Data entries
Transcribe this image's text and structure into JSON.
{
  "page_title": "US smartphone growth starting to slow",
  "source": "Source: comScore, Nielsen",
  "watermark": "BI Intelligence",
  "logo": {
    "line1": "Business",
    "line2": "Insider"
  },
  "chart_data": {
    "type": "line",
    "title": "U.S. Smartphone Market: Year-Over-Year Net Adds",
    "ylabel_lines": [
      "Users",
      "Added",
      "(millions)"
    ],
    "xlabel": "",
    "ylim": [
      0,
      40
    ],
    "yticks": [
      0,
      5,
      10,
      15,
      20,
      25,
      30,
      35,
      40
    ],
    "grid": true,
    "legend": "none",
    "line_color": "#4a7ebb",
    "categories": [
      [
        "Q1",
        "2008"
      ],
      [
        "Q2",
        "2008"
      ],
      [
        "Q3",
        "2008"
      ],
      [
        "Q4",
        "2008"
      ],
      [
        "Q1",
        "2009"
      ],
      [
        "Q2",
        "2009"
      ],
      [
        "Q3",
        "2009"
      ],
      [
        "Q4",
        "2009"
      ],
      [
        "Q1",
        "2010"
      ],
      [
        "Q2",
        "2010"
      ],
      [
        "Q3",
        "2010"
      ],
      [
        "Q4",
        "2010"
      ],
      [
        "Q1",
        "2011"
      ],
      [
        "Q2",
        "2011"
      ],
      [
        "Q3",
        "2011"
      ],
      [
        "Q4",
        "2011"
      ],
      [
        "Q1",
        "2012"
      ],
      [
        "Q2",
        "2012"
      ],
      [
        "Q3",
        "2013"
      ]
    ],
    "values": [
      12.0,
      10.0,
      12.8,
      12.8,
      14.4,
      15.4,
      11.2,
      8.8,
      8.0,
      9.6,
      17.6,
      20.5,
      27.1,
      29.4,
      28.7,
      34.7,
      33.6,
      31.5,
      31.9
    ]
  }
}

Your objective
Write each line above out exactly.

The output
Transcribe this image's text and structure into JSON.
{
  "page_title": "US smartphone growth starting to slow",
  "source": "Source: comScore, Nielsen",
  "watermark": "BI Intelligence",
  "logo": {
    "line1": "Business",
    "line2": "Insider"
  },
  "chart_data": {
    "type": "line",
    "title": "U.S. Smartphone Market: Year-Over-Year Net Adds",
    "ylabel_lines": [
      "Users",
      "Added",
      "(millions)"
    ],
    "xlabel": "",
    "ylim": [
      0,
      40
    ],
    "yticks": [
      0,
      5,
      10,
      15,
      20,
      25,
      30,
      35,
      40
    ],
    "grid": true,
    "legend": "none",
    "line_color": "#4a7ebb",
    "categories": [
      [
        "Q1",
        "2008"
      ],
      [
        "Q2",
        "2008"
      ],
      [
        "Q3",
        "2008"
      ],
      [
        "Q4",
        "2008"
      ],
      [
        "Q1",
        "2009"
      ],
      [
        "Q2",
        "2009"
      ],
      [
        "Q3",
        "2009"
      ],
      [
        "Q4",
        "2009"
      ],
      [
        "Q1",
        "2010"
      ],
      [
        "Q2",
        "2010"
      ],
      [
        "Q3",
        "2010"
      ],
      [
        "Q4",
        "2010"
      ],
      [
        "Q1",
        "2011"
      ],
      [
        "Q2",
        "2011"
      ],
      [
        "Q3",
        "2011"
      ],
      [
        "Q4",
        "2011"
      ],
      [
        "Q1",
        "2012"
      ],
      [
        "Q2",
        "2012"
      ],
      [
        "Q3",
        "2013"
      ]
    ],
    "values": [
      12.0,
      10.0,
      12.8,
      12.8,
      14.4,
      15.4,
      11.2,
      8.8,
      8.0,
      9.6,
      17.6,
      20.5,
      27.1,
      29.4,
      28.7,
      34.7,
      33.6,
      31.5,
      31.9
    ]
  }
}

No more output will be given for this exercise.